What the task requires
Copy each line below in which the word "zijn" occurs.

[Dataset entries]
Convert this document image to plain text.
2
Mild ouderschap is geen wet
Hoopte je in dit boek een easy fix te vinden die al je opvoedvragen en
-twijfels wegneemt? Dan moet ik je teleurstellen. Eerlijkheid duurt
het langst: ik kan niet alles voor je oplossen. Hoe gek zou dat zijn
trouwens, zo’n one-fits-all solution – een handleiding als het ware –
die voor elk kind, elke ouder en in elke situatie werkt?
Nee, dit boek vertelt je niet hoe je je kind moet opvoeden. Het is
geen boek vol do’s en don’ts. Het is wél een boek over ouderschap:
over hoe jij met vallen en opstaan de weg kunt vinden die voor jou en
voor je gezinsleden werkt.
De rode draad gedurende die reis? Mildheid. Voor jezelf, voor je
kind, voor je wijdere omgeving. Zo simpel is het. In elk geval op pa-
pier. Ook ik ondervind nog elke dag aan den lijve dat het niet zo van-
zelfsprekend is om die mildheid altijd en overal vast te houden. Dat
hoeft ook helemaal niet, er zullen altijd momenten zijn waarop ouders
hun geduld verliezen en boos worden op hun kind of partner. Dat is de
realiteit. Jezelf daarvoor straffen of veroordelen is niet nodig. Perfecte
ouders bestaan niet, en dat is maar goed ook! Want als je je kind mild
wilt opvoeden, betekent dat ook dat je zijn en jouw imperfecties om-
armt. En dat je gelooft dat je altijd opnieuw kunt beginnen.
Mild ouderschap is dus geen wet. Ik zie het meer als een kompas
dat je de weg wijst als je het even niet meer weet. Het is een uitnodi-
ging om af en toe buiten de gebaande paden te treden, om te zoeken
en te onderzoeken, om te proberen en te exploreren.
--
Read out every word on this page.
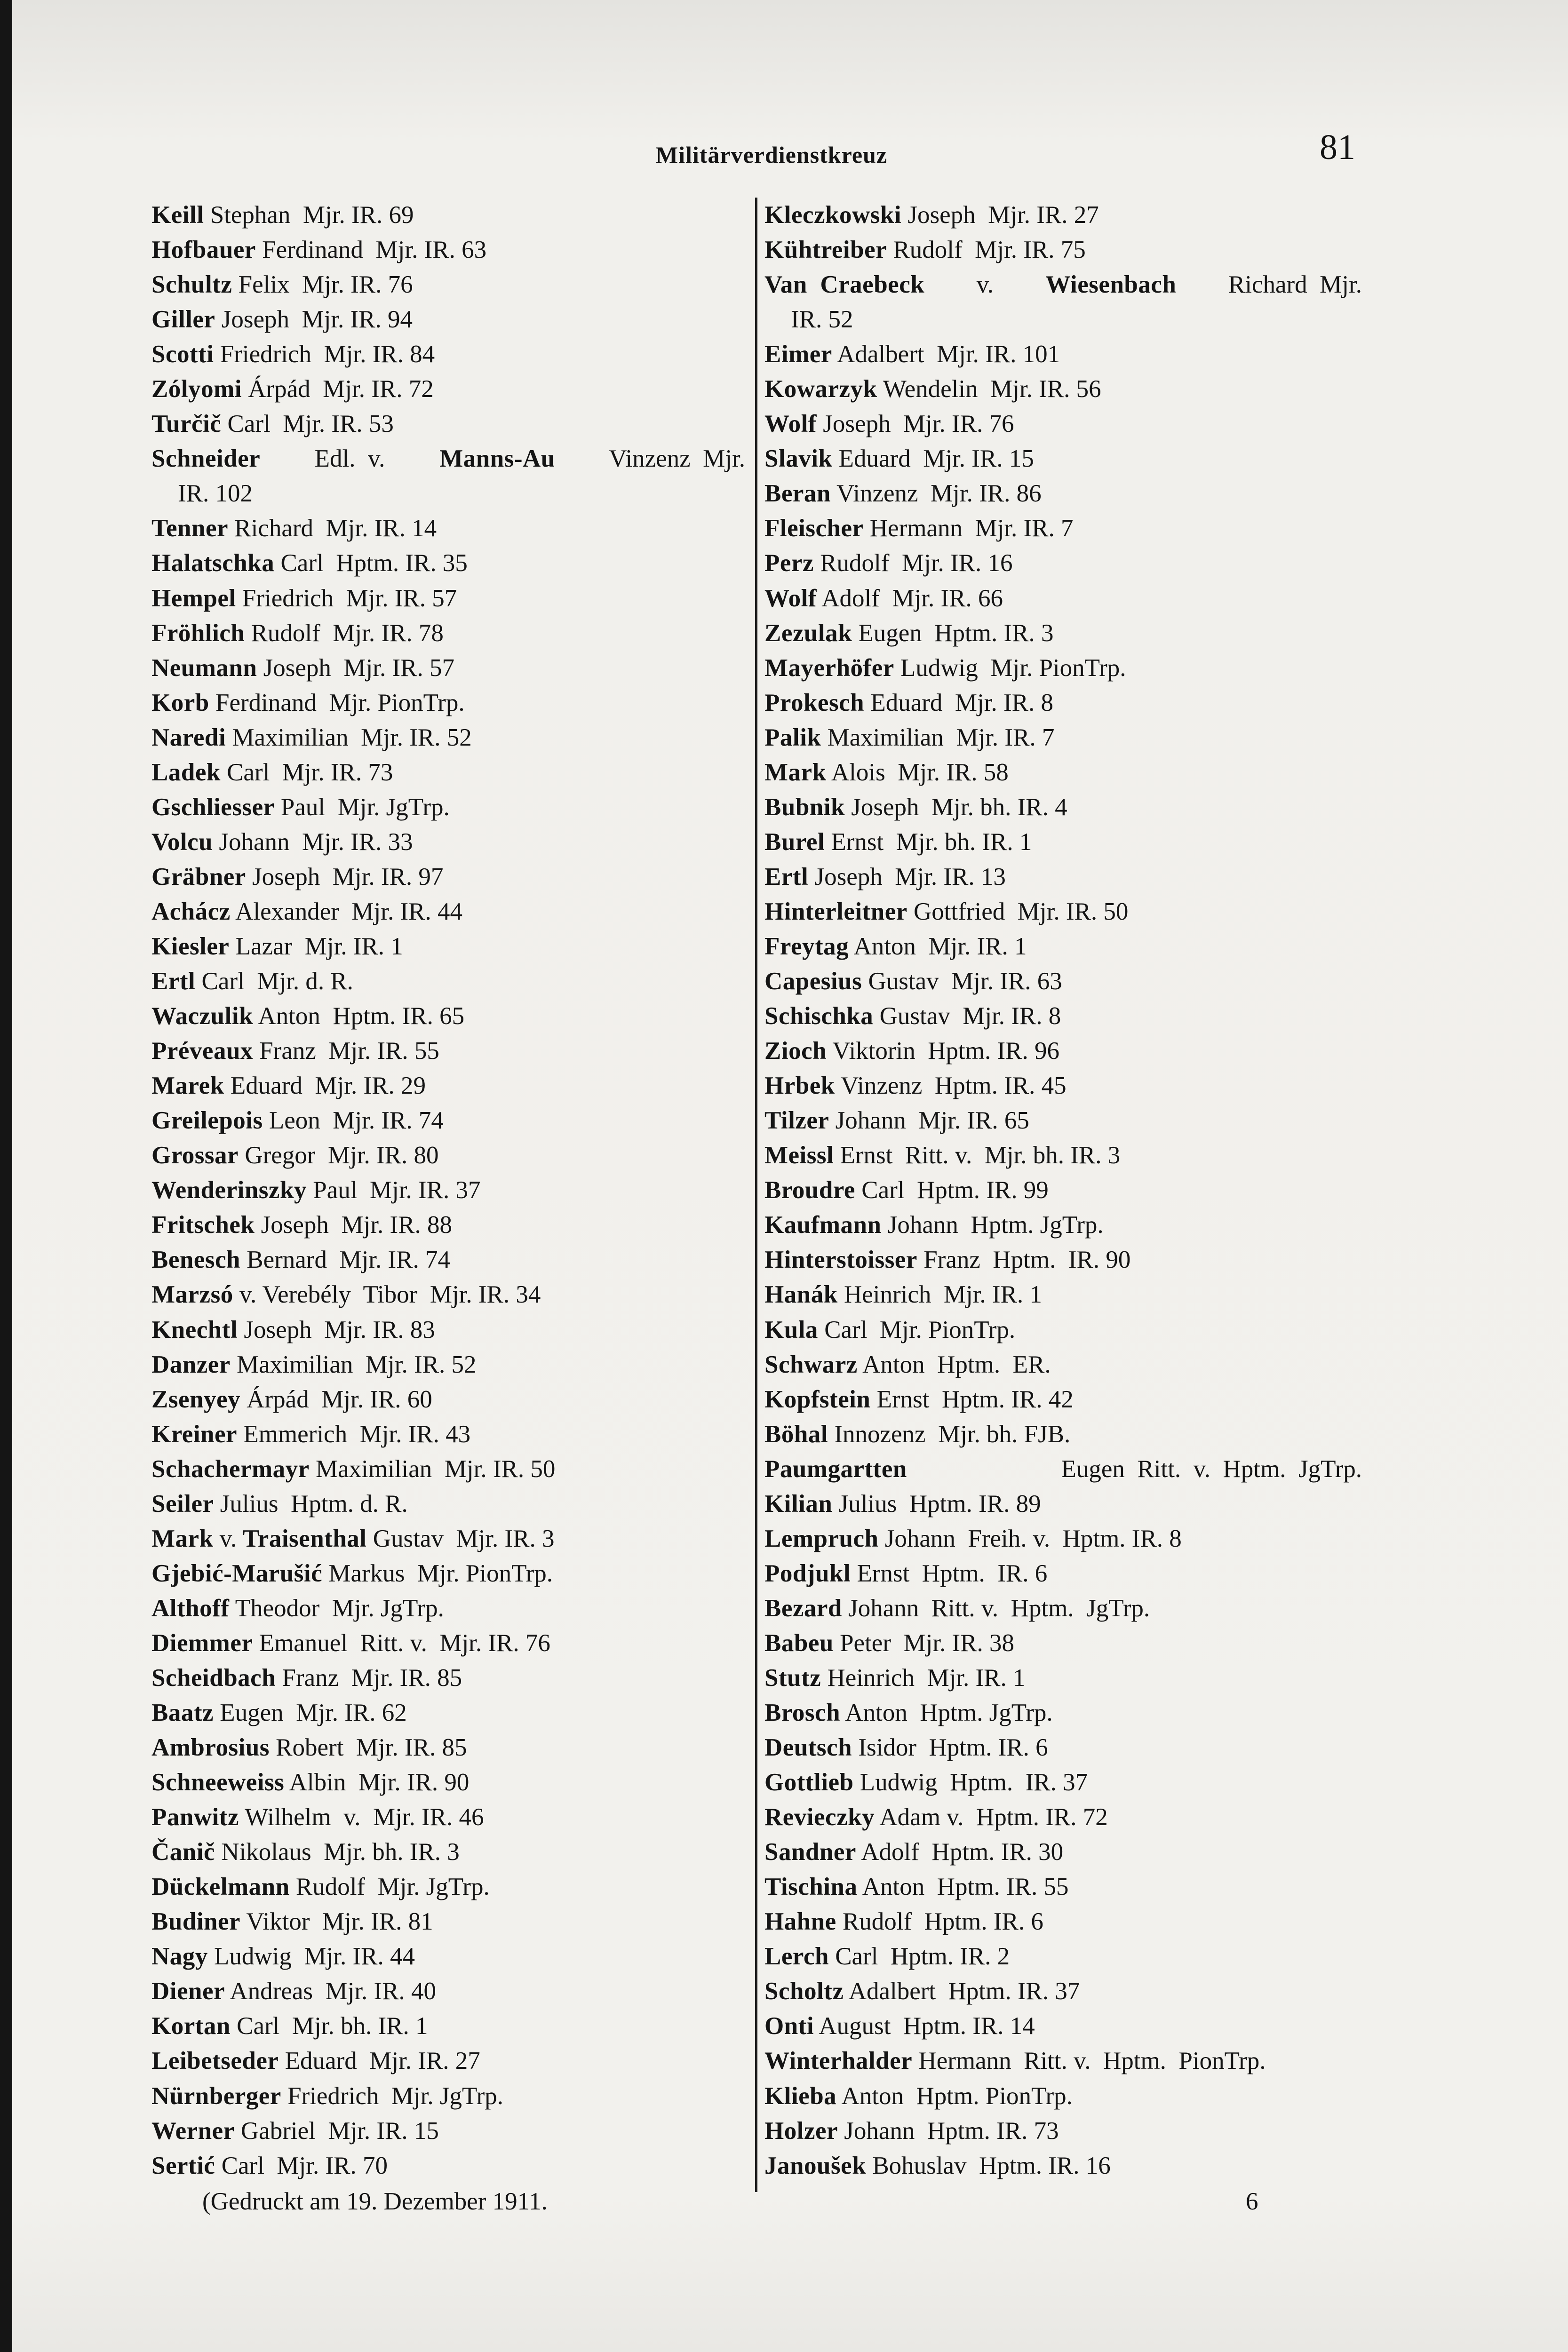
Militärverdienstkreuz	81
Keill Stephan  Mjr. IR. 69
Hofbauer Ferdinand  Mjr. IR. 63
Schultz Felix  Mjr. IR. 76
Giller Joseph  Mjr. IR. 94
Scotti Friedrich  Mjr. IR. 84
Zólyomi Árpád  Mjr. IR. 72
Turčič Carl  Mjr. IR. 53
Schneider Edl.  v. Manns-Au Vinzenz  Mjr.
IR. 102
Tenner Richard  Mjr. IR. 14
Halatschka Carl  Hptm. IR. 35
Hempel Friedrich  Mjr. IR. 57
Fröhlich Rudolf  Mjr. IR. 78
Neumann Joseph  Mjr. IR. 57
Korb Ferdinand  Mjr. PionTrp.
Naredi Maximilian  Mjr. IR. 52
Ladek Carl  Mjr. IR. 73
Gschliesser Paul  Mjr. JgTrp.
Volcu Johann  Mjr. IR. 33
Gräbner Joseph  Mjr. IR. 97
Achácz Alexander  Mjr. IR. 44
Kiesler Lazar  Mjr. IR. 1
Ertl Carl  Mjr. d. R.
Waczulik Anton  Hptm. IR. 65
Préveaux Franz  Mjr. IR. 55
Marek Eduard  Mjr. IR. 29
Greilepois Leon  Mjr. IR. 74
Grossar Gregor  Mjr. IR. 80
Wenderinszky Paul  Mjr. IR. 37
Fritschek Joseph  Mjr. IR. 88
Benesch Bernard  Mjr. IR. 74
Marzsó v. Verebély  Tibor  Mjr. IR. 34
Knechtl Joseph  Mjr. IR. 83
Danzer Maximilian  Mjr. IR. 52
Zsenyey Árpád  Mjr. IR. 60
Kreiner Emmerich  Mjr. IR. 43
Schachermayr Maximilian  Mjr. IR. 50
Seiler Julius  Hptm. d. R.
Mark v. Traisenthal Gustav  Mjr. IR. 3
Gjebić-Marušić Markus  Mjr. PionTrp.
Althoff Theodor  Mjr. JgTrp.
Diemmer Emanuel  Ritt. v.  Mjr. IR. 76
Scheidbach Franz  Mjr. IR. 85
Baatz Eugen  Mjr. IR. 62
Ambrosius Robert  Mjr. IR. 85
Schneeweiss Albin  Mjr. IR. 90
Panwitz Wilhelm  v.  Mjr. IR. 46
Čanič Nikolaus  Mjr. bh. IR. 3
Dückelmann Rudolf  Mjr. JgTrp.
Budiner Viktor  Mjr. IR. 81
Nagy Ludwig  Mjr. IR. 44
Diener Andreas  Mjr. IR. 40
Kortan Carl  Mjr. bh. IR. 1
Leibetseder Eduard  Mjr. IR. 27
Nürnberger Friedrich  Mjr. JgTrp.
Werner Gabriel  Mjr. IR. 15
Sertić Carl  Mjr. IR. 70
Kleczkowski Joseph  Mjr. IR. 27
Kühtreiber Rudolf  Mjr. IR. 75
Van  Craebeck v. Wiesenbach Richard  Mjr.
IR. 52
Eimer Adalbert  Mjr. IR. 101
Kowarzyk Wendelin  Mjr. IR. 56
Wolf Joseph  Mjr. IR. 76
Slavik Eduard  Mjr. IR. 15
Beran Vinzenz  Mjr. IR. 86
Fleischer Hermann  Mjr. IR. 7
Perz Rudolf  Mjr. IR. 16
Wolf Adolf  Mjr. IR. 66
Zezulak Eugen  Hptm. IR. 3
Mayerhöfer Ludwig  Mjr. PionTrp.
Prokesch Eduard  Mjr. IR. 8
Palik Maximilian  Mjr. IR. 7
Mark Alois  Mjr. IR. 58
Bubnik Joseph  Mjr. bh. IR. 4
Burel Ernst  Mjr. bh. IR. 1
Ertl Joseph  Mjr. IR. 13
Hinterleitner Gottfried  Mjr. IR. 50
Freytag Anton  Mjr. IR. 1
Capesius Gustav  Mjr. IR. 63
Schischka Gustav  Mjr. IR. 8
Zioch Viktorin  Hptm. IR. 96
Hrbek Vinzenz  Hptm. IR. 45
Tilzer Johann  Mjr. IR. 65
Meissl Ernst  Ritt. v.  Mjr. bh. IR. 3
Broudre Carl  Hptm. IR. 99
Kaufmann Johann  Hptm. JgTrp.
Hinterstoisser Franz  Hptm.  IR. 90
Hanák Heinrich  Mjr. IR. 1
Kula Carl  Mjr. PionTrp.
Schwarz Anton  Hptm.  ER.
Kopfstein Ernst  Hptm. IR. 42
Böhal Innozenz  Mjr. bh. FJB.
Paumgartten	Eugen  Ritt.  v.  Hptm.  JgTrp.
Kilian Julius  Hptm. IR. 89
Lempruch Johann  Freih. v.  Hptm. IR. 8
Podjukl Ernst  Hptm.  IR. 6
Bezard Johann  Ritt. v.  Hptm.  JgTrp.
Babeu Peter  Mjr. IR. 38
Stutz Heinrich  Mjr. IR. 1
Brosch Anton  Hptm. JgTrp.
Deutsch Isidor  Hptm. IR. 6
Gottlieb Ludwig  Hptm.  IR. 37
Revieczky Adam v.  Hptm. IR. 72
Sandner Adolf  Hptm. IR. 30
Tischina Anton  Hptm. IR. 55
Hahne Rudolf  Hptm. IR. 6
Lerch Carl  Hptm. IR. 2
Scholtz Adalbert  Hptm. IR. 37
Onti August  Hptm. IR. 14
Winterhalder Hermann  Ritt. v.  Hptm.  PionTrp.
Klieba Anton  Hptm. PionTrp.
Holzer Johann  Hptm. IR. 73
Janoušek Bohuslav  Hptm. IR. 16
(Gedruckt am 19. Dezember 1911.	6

Task solution
het langst: ik kan niet alles voor je oplossen. Hoe gek zou dat zijn
hoeft ook helemaal niet, er zullen altijd momenten zijn waarop ouders
wilt opvoeden, betekent dat ook dat je zijn en jouw imperfecties om-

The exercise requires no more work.